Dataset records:
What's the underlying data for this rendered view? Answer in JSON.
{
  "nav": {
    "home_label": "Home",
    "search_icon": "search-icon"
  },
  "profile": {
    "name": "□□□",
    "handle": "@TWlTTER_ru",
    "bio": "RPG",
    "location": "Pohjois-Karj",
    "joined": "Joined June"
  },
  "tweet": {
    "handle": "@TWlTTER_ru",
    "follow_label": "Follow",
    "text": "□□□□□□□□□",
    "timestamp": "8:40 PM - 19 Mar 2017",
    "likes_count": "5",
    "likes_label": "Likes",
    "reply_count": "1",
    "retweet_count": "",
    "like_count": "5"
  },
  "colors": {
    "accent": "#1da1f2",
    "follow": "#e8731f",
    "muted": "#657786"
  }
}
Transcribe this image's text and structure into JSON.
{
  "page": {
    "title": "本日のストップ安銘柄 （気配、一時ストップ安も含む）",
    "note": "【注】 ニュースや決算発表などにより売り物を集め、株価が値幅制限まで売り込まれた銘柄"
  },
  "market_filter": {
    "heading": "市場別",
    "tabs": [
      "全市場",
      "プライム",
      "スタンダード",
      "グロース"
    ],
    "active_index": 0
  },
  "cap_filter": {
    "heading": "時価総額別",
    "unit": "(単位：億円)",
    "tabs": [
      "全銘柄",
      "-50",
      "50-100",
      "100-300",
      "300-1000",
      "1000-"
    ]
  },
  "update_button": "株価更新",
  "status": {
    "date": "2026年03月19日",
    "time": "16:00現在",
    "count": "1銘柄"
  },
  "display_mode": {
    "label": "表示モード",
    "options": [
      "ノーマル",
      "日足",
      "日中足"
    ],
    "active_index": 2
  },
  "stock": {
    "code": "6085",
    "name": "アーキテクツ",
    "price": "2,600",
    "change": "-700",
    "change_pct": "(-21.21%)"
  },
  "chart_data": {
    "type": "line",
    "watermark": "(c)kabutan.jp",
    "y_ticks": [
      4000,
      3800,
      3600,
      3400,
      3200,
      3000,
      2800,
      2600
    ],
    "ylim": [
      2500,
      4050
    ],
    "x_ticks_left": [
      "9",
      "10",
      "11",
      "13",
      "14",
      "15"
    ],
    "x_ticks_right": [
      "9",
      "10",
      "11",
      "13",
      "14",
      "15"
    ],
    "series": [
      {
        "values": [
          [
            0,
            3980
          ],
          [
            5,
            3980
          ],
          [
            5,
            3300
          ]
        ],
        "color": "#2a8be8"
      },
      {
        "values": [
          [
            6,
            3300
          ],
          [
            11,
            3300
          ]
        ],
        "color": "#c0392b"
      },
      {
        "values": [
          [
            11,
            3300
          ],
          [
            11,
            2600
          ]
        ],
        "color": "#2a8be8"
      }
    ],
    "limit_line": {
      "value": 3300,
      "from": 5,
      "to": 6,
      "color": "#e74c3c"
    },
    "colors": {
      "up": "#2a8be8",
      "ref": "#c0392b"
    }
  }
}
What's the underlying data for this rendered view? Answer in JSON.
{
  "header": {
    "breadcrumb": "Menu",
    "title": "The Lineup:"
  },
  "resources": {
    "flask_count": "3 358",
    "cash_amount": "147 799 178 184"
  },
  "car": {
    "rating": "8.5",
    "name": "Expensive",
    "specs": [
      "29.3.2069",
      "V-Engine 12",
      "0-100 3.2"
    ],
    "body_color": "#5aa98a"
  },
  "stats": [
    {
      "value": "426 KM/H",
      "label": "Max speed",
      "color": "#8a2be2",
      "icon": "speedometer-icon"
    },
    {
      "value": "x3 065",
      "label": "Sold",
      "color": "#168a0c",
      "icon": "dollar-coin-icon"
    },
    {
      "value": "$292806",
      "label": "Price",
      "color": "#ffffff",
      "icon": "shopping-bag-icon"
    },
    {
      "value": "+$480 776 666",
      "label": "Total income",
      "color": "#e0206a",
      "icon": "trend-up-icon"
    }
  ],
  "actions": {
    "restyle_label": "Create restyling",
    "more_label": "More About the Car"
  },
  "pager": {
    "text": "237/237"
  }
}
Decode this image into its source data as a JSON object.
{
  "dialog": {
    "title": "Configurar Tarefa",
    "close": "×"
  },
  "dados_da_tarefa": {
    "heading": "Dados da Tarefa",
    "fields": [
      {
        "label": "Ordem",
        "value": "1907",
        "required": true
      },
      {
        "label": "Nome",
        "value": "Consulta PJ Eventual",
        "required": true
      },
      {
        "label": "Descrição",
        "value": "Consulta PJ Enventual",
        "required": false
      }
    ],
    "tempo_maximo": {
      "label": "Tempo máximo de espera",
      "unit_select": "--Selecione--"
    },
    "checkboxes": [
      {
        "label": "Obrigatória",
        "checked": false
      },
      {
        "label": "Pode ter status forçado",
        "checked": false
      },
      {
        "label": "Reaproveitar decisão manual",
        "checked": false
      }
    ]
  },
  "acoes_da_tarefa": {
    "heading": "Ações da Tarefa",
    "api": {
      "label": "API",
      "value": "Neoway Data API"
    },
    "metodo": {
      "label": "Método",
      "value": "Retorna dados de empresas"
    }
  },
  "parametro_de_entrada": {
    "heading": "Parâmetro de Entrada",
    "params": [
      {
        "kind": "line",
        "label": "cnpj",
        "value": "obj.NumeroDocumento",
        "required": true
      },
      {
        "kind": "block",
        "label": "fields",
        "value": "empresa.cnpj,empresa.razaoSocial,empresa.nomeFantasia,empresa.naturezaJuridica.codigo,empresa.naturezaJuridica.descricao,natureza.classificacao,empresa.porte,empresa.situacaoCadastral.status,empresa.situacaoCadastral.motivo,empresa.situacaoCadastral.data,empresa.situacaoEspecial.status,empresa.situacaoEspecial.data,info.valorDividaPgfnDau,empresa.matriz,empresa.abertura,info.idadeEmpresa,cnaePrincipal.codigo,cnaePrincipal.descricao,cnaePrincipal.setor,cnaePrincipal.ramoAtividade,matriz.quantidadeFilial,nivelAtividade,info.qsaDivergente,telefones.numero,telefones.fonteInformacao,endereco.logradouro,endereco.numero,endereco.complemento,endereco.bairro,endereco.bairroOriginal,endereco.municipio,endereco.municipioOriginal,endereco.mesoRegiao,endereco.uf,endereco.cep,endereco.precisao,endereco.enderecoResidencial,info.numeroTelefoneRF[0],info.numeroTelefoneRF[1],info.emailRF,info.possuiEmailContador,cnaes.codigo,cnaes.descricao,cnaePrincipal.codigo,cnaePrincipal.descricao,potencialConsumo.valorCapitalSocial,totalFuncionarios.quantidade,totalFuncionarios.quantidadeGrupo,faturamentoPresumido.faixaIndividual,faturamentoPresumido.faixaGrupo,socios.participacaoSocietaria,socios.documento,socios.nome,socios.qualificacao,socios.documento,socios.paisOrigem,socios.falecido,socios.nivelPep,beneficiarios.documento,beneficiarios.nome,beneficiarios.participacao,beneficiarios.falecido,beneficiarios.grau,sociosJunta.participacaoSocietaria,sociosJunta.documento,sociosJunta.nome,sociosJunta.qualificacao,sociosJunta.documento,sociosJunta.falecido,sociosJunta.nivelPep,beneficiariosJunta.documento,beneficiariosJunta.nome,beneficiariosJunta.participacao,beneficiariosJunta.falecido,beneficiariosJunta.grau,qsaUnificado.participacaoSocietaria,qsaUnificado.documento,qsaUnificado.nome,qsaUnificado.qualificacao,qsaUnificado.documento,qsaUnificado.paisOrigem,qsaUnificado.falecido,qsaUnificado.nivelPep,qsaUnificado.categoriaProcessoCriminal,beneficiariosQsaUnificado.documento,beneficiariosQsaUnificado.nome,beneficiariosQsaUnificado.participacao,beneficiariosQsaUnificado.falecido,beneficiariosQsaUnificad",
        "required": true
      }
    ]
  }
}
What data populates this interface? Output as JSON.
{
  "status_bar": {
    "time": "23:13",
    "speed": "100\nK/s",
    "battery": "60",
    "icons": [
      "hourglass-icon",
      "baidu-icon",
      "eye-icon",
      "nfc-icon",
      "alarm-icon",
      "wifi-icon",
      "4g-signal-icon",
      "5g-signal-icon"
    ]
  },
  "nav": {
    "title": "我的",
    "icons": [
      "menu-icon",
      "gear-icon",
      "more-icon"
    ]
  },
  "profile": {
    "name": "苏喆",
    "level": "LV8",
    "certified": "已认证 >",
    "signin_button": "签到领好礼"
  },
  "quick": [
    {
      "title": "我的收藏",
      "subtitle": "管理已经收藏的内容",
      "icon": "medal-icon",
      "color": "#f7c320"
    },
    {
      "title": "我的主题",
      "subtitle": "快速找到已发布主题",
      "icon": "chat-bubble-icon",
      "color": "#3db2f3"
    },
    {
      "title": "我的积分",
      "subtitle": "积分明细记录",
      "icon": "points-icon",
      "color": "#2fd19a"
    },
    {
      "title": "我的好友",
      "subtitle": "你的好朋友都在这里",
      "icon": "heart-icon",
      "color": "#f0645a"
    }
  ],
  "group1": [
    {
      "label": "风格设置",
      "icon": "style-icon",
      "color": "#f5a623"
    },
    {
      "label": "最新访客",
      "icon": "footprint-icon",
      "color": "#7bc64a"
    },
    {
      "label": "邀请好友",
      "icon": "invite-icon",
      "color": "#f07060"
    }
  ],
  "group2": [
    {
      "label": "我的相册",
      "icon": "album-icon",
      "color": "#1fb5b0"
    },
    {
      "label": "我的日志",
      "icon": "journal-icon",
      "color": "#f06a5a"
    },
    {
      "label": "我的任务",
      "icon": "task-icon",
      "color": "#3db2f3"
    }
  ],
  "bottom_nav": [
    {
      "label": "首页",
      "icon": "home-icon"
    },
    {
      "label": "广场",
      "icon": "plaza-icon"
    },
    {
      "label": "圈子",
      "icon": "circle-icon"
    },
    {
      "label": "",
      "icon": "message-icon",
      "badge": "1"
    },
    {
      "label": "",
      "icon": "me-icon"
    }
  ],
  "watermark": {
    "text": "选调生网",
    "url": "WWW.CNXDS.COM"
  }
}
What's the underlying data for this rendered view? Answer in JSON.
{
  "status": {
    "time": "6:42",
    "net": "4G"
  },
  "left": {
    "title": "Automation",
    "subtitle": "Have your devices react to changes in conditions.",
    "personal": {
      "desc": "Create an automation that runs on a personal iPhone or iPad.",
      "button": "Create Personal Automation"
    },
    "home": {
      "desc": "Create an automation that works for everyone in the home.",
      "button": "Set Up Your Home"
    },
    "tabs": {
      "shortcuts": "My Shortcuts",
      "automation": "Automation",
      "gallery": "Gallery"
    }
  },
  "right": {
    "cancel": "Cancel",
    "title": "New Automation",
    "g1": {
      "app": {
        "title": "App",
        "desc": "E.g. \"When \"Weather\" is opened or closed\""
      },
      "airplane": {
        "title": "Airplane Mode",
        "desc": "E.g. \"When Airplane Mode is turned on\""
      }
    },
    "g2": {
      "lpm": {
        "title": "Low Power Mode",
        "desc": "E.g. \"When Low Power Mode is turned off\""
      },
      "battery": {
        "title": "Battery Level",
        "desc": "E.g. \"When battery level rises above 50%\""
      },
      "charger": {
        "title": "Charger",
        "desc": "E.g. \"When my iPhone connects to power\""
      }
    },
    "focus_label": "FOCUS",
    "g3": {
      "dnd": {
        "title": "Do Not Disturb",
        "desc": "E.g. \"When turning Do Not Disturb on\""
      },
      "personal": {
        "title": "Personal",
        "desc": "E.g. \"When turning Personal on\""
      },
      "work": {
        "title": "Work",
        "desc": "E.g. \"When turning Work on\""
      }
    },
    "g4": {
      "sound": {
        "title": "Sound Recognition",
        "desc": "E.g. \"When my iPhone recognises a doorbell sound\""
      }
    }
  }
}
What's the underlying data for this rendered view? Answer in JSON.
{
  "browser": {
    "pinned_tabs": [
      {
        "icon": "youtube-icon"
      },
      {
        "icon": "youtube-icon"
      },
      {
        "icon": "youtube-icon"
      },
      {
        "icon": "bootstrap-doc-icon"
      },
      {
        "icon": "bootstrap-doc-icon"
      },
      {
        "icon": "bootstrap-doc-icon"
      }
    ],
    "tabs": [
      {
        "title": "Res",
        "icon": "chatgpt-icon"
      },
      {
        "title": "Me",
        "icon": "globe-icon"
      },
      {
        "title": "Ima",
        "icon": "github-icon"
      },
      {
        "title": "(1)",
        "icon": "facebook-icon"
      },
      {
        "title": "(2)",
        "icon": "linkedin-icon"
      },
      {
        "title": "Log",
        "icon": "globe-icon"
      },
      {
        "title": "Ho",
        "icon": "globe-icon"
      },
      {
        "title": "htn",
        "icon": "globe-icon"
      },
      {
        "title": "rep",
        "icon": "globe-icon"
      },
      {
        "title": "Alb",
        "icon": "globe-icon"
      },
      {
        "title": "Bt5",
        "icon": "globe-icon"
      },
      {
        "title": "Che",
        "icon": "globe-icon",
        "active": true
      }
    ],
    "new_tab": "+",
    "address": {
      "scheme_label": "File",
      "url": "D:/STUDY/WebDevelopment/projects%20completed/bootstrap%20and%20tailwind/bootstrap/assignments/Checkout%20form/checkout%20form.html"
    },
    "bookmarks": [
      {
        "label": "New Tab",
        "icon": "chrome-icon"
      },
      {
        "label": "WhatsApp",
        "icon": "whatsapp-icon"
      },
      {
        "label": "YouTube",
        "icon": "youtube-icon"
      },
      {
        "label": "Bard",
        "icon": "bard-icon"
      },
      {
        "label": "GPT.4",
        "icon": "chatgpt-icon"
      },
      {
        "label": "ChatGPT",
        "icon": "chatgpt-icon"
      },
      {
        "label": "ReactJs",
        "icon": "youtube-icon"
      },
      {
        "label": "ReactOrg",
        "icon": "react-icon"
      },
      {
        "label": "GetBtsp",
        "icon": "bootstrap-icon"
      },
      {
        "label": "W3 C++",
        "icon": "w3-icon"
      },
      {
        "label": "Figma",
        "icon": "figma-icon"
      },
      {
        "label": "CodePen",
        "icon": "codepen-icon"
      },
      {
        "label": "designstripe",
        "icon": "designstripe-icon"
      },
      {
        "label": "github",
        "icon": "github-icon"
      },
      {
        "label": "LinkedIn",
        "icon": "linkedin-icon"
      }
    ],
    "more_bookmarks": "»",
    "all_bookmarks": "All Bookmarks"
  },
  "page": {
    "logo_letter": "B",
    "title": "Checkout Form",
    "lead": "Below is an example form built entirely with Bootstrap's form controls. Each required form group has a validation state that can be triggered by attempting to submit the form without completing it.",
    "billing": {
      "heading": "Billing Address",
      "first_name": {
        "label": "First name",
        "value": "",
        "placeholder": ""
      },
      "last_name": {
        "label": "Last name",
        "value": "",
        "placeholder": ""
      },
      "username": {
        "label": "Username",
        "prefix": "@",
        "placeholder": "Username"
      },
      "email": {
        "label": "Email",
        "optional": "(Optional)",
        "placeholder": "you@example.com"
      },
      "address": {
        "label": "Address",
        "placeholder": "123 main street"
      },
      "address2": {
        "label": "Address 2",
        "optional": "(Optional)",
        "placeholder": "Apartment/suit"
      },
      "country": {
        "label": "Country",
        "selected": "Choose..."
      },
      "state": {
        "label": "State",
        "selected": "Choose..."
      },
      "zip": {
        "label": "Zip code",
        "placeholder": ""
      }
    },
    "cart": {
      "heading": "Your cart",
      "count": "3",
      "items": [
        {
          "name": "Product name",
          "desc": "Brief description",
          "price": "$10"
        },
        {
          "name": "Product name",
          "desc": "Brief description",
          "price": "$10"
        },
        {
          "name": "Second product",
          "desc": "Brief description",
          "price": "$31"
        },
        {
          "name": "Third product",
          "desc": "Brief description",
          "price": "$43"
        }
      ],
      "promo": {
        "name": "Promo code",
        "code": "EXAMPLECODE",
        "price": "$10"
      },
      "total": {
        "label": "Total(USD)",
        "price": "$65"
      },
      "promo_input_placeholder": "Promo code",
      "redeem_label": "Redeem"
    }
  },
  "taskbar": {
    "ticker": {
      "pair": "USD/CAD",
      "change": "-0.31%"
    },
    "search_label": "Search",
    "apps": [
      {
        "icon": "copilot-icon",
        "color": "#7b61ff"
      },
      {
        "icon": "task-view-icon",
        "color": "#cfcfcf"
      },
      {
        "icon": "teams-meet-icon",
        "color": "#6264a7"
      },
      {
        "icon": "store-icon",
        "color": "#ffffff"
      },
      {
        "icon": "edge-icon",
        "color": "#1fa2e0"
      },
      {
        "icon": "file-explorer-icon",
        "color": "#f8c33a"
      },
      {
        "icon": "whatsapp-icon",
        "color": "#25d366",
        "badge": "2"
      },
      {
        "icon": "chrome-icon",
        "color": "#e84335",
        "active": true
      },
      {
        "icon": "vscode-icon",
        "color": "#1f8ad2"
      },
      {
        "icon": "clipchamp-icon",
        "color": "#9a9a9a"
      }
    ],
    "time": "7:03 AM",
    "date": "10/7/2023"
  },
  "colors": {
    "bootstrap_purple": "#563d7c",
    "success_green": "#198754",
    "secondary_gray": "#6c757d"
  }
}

■ **Brief**
Extract every line containing the string "turned" from the data above.

■ **Finished answer**
        "desc": "E.g. \"When Airplane Mode is turned on\""
        "desc": "E.g. \"When Low Power Mode is turned off\""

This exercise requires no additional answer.